■ **The request**: Give the number of lines that contain the string "Phys", and nothing else.
_ _ _ _
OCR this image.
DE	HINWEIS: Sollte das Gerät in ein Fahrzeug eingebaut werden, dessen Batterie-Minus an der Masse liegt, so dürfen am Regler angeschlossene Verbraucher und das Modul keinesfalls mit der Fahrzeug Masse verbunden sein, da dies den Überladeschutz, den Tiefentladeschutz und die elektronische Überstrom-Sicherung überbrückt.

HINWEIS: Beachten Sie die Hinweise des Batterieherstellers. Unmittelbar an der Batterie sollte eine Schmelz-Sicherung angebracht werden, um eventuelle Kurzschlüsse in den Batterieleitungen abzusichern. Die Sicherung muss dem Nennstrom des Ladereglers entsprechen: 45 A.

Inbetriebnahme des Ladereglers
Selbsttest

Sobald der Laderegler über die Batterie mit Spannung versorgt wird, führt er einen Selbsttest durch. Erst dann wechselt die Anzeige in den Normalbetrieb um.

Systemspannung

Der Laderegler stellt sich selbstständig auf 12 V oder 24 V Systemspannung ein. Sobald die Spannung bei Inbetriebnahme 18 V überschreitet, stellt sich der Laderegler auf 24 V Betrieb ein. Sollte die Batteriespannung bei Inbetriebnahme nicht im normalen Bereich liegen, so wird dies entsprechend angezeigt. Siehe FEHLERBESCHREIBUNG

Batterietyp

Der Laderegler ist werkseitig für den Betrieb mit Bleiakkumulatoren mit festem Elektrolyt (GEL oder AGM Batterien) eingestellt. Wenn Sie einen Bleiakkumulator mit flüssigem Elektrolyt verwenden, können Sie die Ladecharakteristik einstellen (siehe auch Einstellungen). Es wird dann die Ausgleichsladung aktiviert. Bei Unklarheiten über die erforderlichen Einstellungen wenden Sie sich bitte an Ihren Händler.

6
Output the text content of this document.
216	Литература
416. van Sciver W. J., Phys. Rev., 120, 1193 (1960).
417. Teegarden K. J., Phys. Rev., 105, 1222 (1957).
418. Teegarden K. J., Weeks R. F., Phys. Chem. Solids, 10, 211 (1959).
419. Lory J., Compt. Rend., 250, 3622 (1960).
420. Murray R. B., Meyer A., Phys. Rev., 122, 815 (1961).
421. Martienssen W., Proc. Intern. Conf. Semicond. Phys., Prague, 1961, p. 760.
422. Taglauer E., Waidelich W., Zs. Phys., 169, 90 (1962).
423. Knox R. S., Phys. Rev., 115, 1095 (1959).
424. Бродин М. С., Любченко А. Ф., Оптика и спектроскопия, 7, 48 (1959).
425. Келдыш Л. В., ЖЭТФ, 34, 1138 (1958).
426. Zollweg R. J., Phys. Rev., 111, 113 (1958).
_ _ _ _
■ **Solution to the problem**: 8